** START DATASET CONTENT **

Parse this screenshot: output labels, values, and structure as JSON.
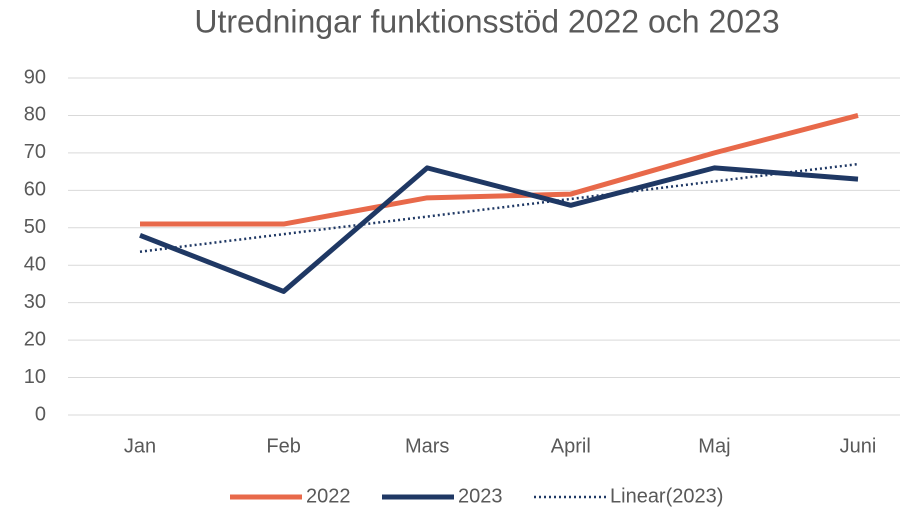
{
  "chart_data": {
    "type": "line",
    "title": "Utredningar funktionsstöd 2022 och 2023",
    "categories": [
      "Jan",
      "Feb",
      "Mars",
      "April",
      "Maj",
      "Juni"
    ],
    "series": [
      {
        "name": "2022",
        "color": "#e8694a",
        "values": [
          51,
          51,
          58,
          59,
          70,
          80
        ]
      },
      {
        "name": "2023",
        "color": "#1f3864",
        "values": [
          48,
          33,
          66,
          56,
          66,
          63
        ]
      },
      {
        "name": "Linear(2023)",
        "color": "#1f3864",
        "dash": "dotted",
        "values": [
          43.6,
          48.3,
          53.0,
          57.7,
          62.4,
          67.0
        ]
      }
    ],
    "ylim": [
      0,
      90
    ],
    "yticks": [
      0,
      10,
      20,
      30,
      40,
      50,
      60,
      70,
      80,
      90
    ],
    "grid": true,
    "legend": "bottom"
  }
}
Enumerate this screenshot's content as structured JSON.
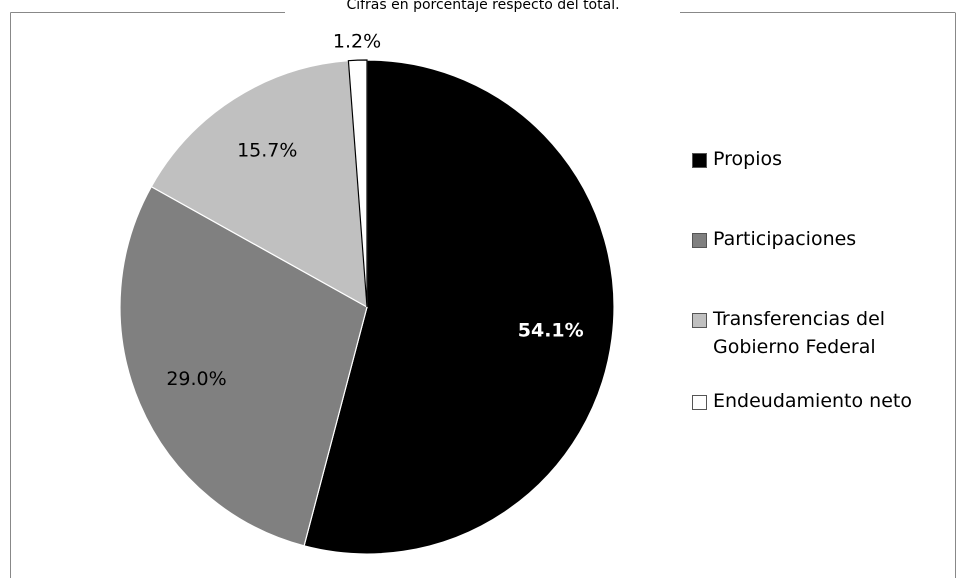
{
  "chart_data": {
    "type": "pie",
    "subtitle": "Cifras en porcentaje respecto del total.",
    "series": [
      {
        "name": "Propios",
        "color": "#000000",
        "values": [
          54.1
        ],
        "value_labels": [
          "54.1%"
        ]
      },
      {
        "name": "Participaciones",
        "color": "#808080",
        "values": [
          29.0
        ],
        "value_labels": [
          "29.0%"
        ]
      },
      {
        "name": "Transferencias del Gobierno Federal",
        "color": "#c0c0c0",
        "values": [
          15.7
        ],
        "value_labels": [
          "15.7%"
        ]
      },
      {
        "name": "Endeudamiento neto",
        "color": "#ffffff",
        "values": [
          1.2
        ],
        "value_labels": [
          "1.2%"
        ]
      }
    ],
    "legend": "right"
  }
}
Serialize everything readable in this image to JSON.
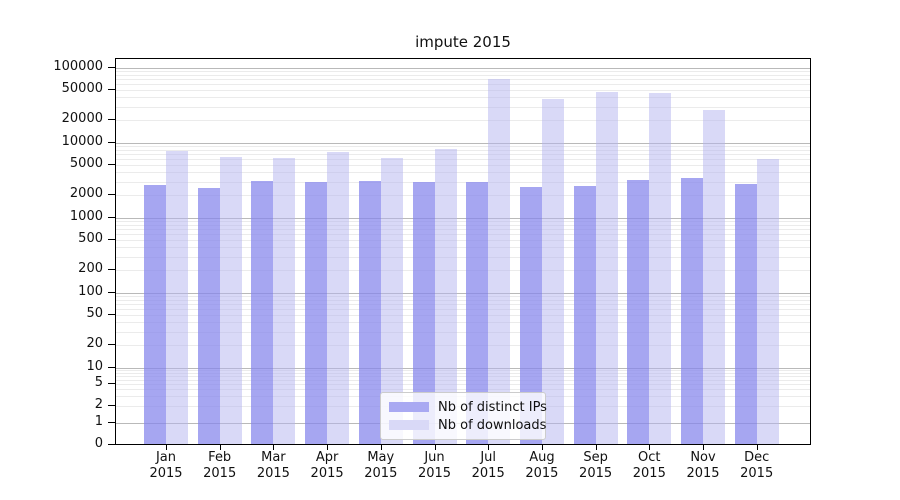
{
  "chart_data": {
    "type": "bar",
    "title": "impute 2015",
    "xlabel": "",
    "ylabel": "",
    "yscale": "symlog",
    "grid": true,
    "legend_position": "lower center",
    "ylim": [
      0,
      130000
    ],
    "yticks": [
      0,
      1,
      2,
      5,
      10,
      20,
      50,
      100,
      200,
      500,
      1000,
      2000,
      5000,
      10000,
      20000,
      50000,
      100000
    ],
    "categories": [
      "Jan 2015",
      "Feb 2015",
      "Mar 2015",
      "Apr 2015",
      "May 2015",
      "Jun 2015",
      "Jul 2015",
      "Aug 2015",
      "Sep 2015",
      "Oct 2015",
      "Nov 2015",
      "Dec 2015"
    ],
    "series": [
      {
        "name": "Nb of distinct IPs",
        "color": "#a9a9f2",
        "fill": "rgba(132,132,236,0.72)",
        "values": [
          2650,
          2450,
          3000,
          2900,
          3000,
          2950,
          2950,
          2550,
          2600,
          3100,
          3300,
          2800
        ]
      },
      {
        "name": "Nb of downloads",
        "color": "#d9d9f7",
        "fill": "rgba(180,180,240,0.5)",
        "values": [
          7500,
          6300,
          6050,
          7450,
          6200,
          8200,
          70000,
          38000,
          46000,
          45000,
          27000,
          6000
        ]
      }
    ]
  }
}
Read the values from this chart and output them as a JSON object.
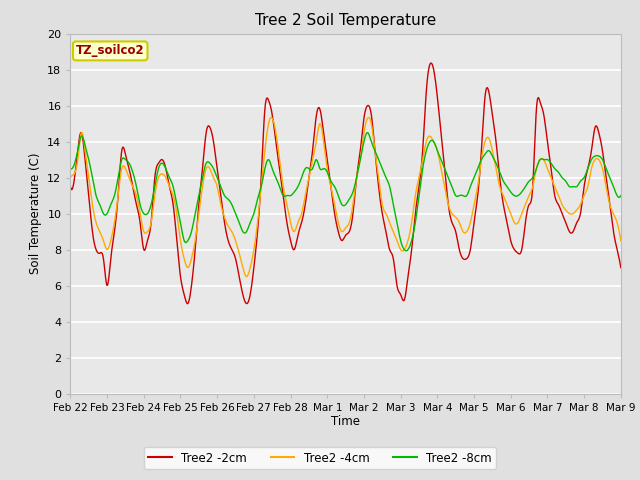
{
  "title": "Tree 2 Soil Temperature",
  "ylabel": "Soil Temperature (C)",
  "xlabel": "Time",
  "annotation_text": "TZ_soilco2",
  "annotation_bg": "#ffffcc",
  "annotation_border": "#cccc00",
  "annotation_color": "#990000",
  "ylim": [
    0,
    20
  ],
  "yticks": [
    0,
    2,
    4,
    6,
    8,
    10,
    12,
    14,
    16,
    18,
    20
  ],
  "xtick_labels": [
    "Feb 22",
    "Feb 23",
    "Feb 24",
    "Feb 25",
    "Feb 26",
    "Feb 27",
    "Feb 28",
    "Mar 1",
    "Mar 2",
    "Mar 3",
    "Mar 4",
    "Mar 5",
    "Mar 6",
    "Mar 7",
    "Mar 8",
    "Mar 9"
  ],
  "bg_color": "#e0e0e0",
  "plot_bg": "#e8e8e8",
  "grid_color": "#ffffff",
  "line_colors": [
    "#cc0000",
    "#ffaa00",
    "#00bb00"
  ],
  "line_labels": [
    "Tree2 -2cm",
    "Tree2 -4cm",
    "Tree2 -8cm"
  ],
  "line_width": 1.0
}
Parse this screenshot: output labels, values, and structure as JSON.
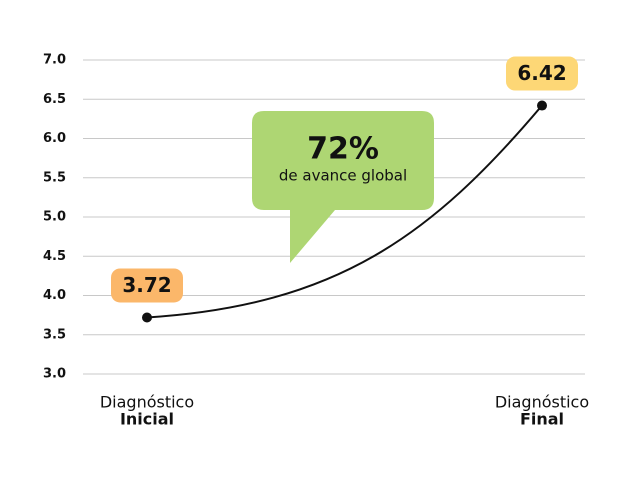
{
  "chart_data": {
    "type": "line",
    "categories": [
      [
        "Diagnóstico",
        "Inicial"
      ],
      [
        "Diagnóstico",
        "Final"
      ]
    ],
    "values": [
      3.72,
      6.42
    ],
    "color": "#111111",
    "value_label_colors": [
      "#fbb76a",
      "#fdd776"
    ],
    "annotation": {
      "headline": "72%",
      "text": "de avance global",
      "color": "#aed673"
    },
    "ylim": [
      3.0,
      7.0
    ],
    "yticks": [
      {
        "value": 3.0,
        "label": "3.0"
      },
      3.5,
      {
        "value": 4.0,
        "label": "4.0"
      },
      4.5,
      {
        "value": 5.0,
        "label": "5.0"
      },
      5.5,
      {
        "value": 6.0,
        "label": "6.0"
      },
      6.5,
      {
        "value": 7.0,
        "label": "7.0"
      }
    ],
    "grid": true
  }
}
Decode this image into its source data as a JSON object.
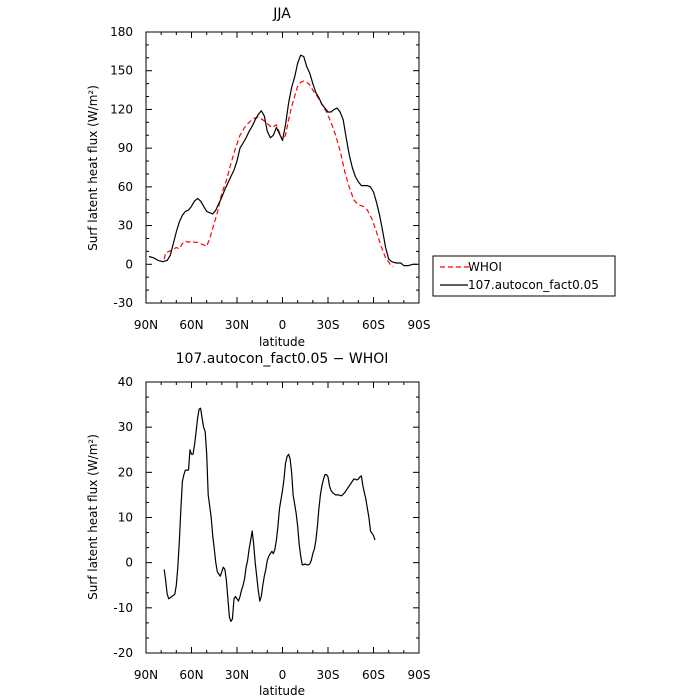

** END DATASET CONTENT **

### SET PROBLEM:
Reproduce the records, all of them, word for word; omit the pictures.

### WRITTEN RESPONSE:
Parse this screenshot: output labels, values, and structure as JSON.
{
  "chart_data": {
    "type": "line",
    "title": "Utredningar funktionsstöd 2022 och 2023",
    "categories": [
      "Jan",
      "Feb",
      "Mars",
      "April",
      "Maj",
      "Juni"
    ],
    "series": [
      {
        "name": "2022",
        "color": "#e8694a",
        "values": [
          51,
          51,
          58,
          59,
          70,
          80
        ]
      },
      {
        "name": "2023",
        "color": "#1f3864",
        "values": [
          48,
          33,
          66,
          56,
          66,
          63
        ]
      },
      {
        "name": "Linear(2023)",
        "color": "#1f3864",
        "dash": "dotted",
        "values": [
          43.6,
          48.3,
          53.0,
          57.7,
          62.4,
          67.0
        ]
      }
    ],
    "ylim": [
      0,
      90
    ],
    "yticks": [
      0,
      10,
      20,
      30,
      40,
      50,
      60,
      70,
      80,
      90
    ],
    "grid": true,
    "legend": "bottom"
  }
}
Enumerate this screenshot's content as structured JSON.
{
  "chart_data": {
    "type": "pie",
    "subtitle": "Cifras en porcentaje respecto del total.",
    "series": [
      {
        "name": "Propios",
        "color": "#000000",
        "values": [
          54.1
        ],
        "value_labels": [
          "54.1%"
        ]
      },
      {
        "name": "Participaciones",
        "color": "#808080",
        "values": [
          29.0
        ],
        "value_labels": [
          "29.0%"
        ]
      },
      {
        "name": "Transferencias del Gobierno Federal",
        "color": "#c0c0c0",
        "values": [
          15.7
        ],
        "value_labels": [
          "15.7%"
        ]
      },
      {
        "name": "Endeudamiento neto",
        "color": "#ffffff",
        "values": [
          1.2
        ],
        "value_labels": [
          "1.2%"
        ]
      }
    ],
    "legend": "right"
  }
}
Serialize everything readable in this image to JSON.
{
  "chart_data": {
    "type": "bar",
    "title": "impute 2015",
    "xlabel": "",
    "ylabel": "",
    "yscale": "symlog",
    "grid": true,
    "legend_position": "lower center",
    "ylim": [
      0,
      130000
    ],
    "yticks": [
      0,
      1,
      2,
      5,
      10,
      20,
      50,
      100,
      200,
      500,
      1000,
      2000,
      5000,
      10000,
      20000,
      50000,
      100000
    ],
    "categories": [
      "Jan 2015",
      "Feb 2015",
      "Mar 2015",
      "Apr 2015",
      "May 2015",
      "Jun 2015",
      "Jul 2015",
      "Aug 2015",
      "Sep 2015",
      "Oct 2015",
      "Nov 2015",
      "Dec 2015"
    ],
    "series": [
      {
        "name": "Nb of distinct IPs",
        "color": "#a9a9f2",
        "fill": "rgba(132,132,236,0.72)",
        "values": [
          2650,
          2450,
          3000,
          2900,
          3000,
          2950,
          2950,
          2550,
          2600,
          3100,
          3300,
          2800
        ]
      },
      {
        "name": "Nb of downloads",
        "color": "#d9d9f7",
        "fill": "rgba(180,180,240,0.5)",
        "values": [
          7500,
          6300,
          6050,
          7450,
          6200,
          8200,
          70000,
          38000,
          46000,
          45000,
          27000,
          6000
        ]
      }
    ]
  }
}
Read the values from this chart and output them as a JSON object.
{
  "title": "Tree 2 Soil Temperature",
  "ylabel": "Soil Temperature (C)",
  "xlabel": "Time",
  "annotation_text": "TZ_soilco2",
  "annotation_bg": "#ffffcc",
  "annotation_border": "#cccc00",
  "annotation_color": "#990000",
  "ylim": [
    0,
    20
  ],
  "yticks": [
    0,
    2,
    4,
    6,
    8,
    10,
    12,
    14,
    16,
    18,
    20
  ],
  "xtick_labels": [
    "Feb 22",
    "Feb 23",
    "Feb 24",
    "Feb 25",
    "Feb 26",
    "Feb 27",
    "Feb 28",
    "Mar 1",
    "Mar 2",
    "Mar 3",
    "Mar 4",
    "Mar 5",
    "Mar 6",
    "Mar 7",
    "Mar 8",
    "Mar 9"
  ],
  "bg_color": "#e0e0e0",
  "plot_bg": "#e8e8e8",
  "grid_color": "#ffffff",
  "line_colors": [
    "#cc0000",
    "#ffaa00",
    "#00bb00"
  ],
  "line_labels": [
    "Tree2 -2cm",
    "Tree2 -4cm",
    "Tree2 -8cm"
  ],
  "line_width": 1.0
}
Parse this screenshot: output labels, values, and structure as JSON.
{
  "chart_data": {
    "type": "line",
    "categories": [
      [
        "Diagnóstico",
        "Inicial"
      ],
      [
        "Diagnóstico",
        "Final"
      ]
    ],
    "values": [
      3.72,
      6.42
    ],
    "color": "#111111",
    "value_label_colors": [
      "#fbb76a",
      "#fdd776"
    ],
    "annotation": {
      "headline": "72%",
      "text": "de avance global",
      "color": "#aed673"
    },
    "ylim": [
      3.0,
      7.0
    ],
    "yticks": [
      {
        "value": 3.0,
        "label": "3.0"
      },
      3.5,
      {
        "value": 4.0,
        "label": "4.0"
      },
      4.5,
      {
        "value": 5.0,
        "label": "5.0"
      },
      5.5,
      {
        "value": 6.0,
        "label": "6.0"
      },
      6.5,
      {
        "value": 7.0,
        "label": "7.0"
      }
    ],
    "grid": true
  }
}
Decode this image into its source data as a JSON object.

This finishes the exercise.